CHALLENGE: Look through the listing for the word "Stationary". Copy each line that has it.

(Items from a figure collection)
---+---

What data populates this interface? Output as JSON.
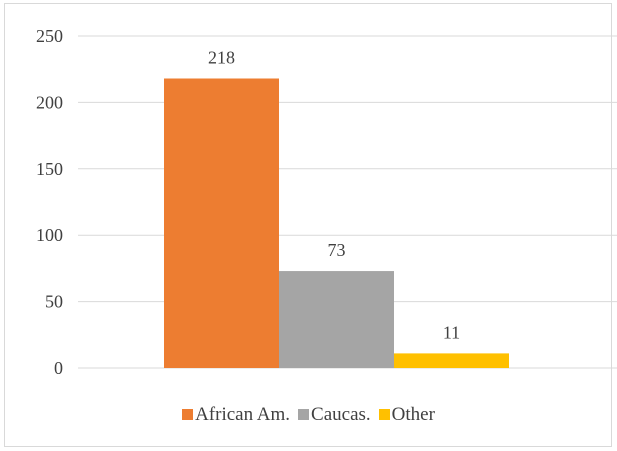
{
  "chart_data": {
    "type": "bar",
    "categories": [
      "African Am.",
      "Caucas.",
      "Other"
    ],
    "values": [
      218,
      73,
      11
    ],
    "colors": [
      "#ed7d31",
      "#a5a5a5",
      "#ffc000"
    ],
    "ylim": [
      0,
      250
    ],
    "yticks": [
      0,
      50,
      100,
      150,
      200,
      250
    ],
    "grid": true,
    "legend_position": "bottom",
    "data_labels": true
  }
}
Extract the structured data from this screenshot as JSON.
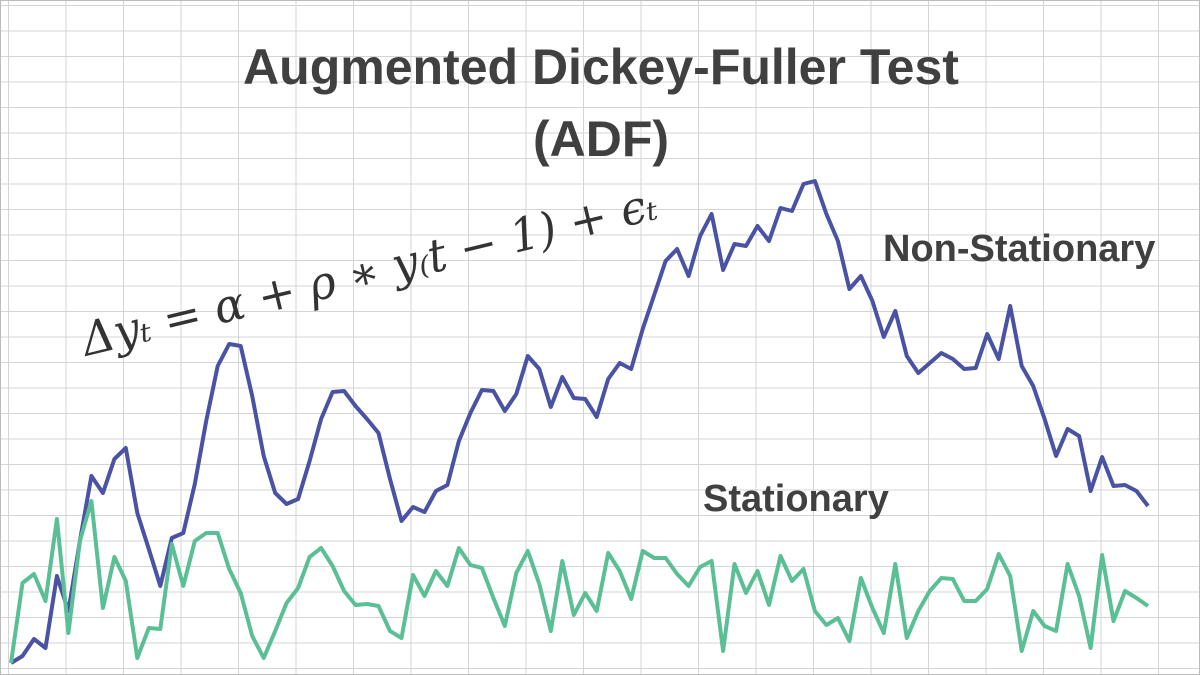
{
  "chart_data": {
    "type": "line",
    "title": "Augmented Dickey-Fuller Test (ADF)",
    "annotation": "Δyₜ = α + ρ ∗ y₍t − 1) + ϵₜ",
    "ylim": [
      0,
      675
    ],
    "series": [
      {
        "name": "Non-Stationary",
        "color": "#4a52a3",
        "values": [
          13,
          20,
          37,
          28,
          100,
          65,
          135,
          200,
          183,
          217,
          228,
          163,
          127,
          90,
          138,
          143,
          192,
          255,
          310,
          332,
          330,
          280,
          220,
          183,
          172,
          177,
          215,
          257,
          284,
          285,
          270,
          257,
          243,
          197,
          155,
          169,
          164,
          185,
          191,
          235,
          263,
          286,
          285,
          265,
          282,
          320,
          307,
          269,
          299,
          278,
          277,
          259,
          297,
          313,
          307,
          347,
          381,
          415,
          427,
          400,
          440,
          462,
          406,
          432,
          430,
          450,
          435,
          468,
          465,
          492,
          495,
          462,
          435,
          387,
          400,
          375,
          339,
          365,
          320,
          303,
          313,
          323,
          317,
          307,
          308,
          342,
          317,
          370,
          310,
          290,
          257,
          220,
          247,
          240,
          185,
          219,
          190,
          191,
          185,
          170
        ]
      },
      {
        "name": "Stationary",
        "color": "#5bbf96",
        "values": [
          13,
          93,
          102,
          75,
          157,
          43,
          135,
          175,
          68,
          119,
          95,
          18,
          48,
          47,
          132,
          90,
          135,
          143,
          143,
          107,
          83,
          40,
          18,
          45,
          73,
          88,
          119,
          128,
          110,
          85,
          71,
          72,
          70,
          45,
          38,
          101,
          80,
          105,
          90,
          128,
          111,
          108,
          78,
          50,
          103,
          125,
          92,
          45,
          115,
          61,
          83,
          65,
          123,
          105,
          77,
          125,
          118,
          118,
          102,
          90,
          109,
          115,
          25,
          112,
          83,
          105,
          71,
          120,
          95,
          107,
          65,
          51,
          58,
          35,
          98,
          68,
          43,
          112,
          38,
          65,
          85,
          98,
          97,
          75,
          75,
          87,
          122,
          100,
          25,
          65,
          50,
          45,
          112,
          80,
          28,
          121,
          55,
          85,
          78,
          70
        ]
      }
    ]
  }
}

---+---

FULL RESPONSE:
        "name": "Non-Stationary",
        "name": "Stationary",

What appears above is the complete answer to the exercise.